-- Job --
Write out every entry, unchanged. Skip any picture.
--- START Source data ---
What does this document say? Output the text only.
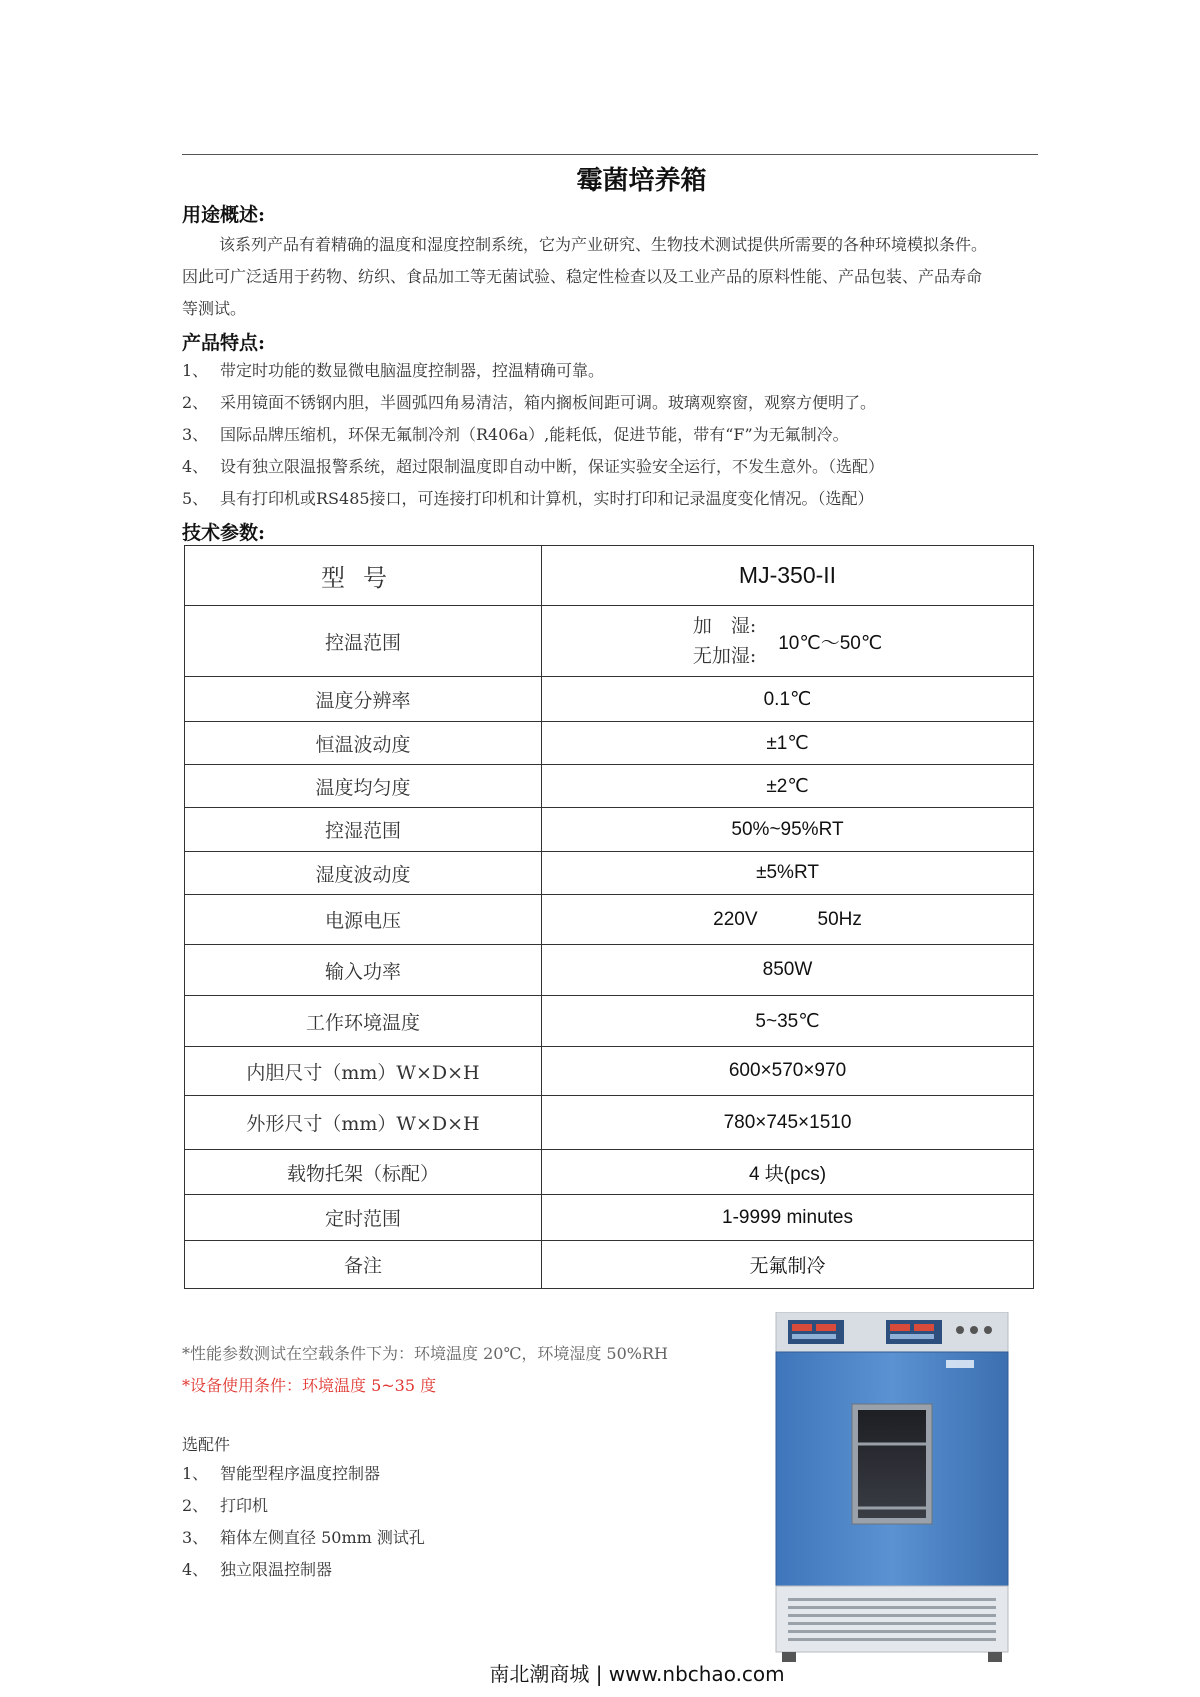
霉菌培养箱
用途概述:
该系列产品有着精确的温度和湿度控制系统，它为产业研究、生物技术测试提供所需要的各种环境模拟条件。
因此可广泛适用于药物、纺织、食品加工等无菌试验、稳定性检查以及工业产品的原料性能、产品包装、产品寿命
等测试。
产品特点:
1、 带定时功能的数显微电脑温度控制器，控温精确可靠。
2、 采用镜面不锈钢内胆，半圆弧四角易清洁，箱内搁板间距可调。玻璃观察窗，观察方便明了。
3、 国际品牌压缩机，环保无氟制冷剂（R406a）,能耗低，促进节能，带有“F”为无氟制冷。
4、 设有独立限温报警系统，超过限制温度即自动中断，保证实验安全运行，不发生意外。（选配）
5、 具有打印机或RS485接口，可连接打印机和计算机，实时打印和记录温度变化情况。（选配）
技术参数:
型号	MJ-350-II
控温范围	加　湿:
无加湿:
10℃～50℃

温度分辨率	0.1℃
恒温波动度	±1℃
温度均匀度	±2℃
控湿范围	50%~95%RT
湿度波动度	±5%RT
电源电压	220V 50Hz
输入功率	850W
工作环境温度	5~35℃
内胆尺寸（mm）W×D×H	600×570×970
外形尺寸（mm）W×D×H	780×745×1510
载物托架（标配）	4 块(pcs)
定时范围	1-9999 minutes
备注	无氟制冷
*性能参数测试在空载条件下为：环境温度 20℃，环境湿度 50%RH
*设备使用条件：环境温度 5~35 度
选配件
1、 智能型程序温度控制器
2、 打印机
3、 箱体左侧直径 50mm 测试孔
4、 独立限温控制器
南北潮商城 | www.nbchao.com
--- END Source data ---
-- Task answer --
What does this document say? Output the text only.
霉菌培养箱
用途概述:
该系列产品有着精确的温度和湿度控制系统，它为产业研究、生物技术测试提供所需要的各种环境模拟条件。
因此可广泛适用于药物、纺织、食品加工等无菌试验、稳定性检查以及工业产品的原料性能、产品包装、产品寿命
等测试。
产品特点:
1、 带定时功能的数显微电脑温度控制器，控温精确可靠。
2、 采用镜面不锈钢内胆，半圆弧四角易清洁，箱内搁板间距可调。玻璃观察窗，观察方便明了。
3、 国际品牌压缩机，环保无氟制冷剂（R406a）,能耗低，促进节能，带有“F”为无氟制冷。
4、 设有独立限温报警系统，超过限制温度即自动中断，保证实验安全运行，不发生意外。（选配）
5、 具有打印机或RS485接口，可连接打印机和计算机，实时打印和记录温度变化情况。（选配）
技术参数:
型号	MJ-350-II
控温范围	加　湿:
无加湿:
10℃～50℃

温度分辨率	0.1℃
恒温波动度	±1℃
温度均匀度	±2℃
控湿范围	50%~95%RT
湿度波动度	±5%RT
电源电压	220V 50Hz
输入功率	850W
工作环境温度	5~35℃
内胆尺寸（mm）W×D×H	600×570×970
外形尺寸（mm）W×D×H	780×745×1510
载物托架（标配）	4 块(pcs)
定时范围	1-9999 minutes
备注	无氟制冷
*性能参数测试在空载条件下为：环境温度 20℃，环境湿度 50%RH
*设备使用条件：环境温度 5~35 度
选配件
1、 智能型程序温度控制器
2、 打印机
3、 箱体左侧直径 50mm 测试孔
4、 独立限温控制器
南北潮商城 | www.nbchao.com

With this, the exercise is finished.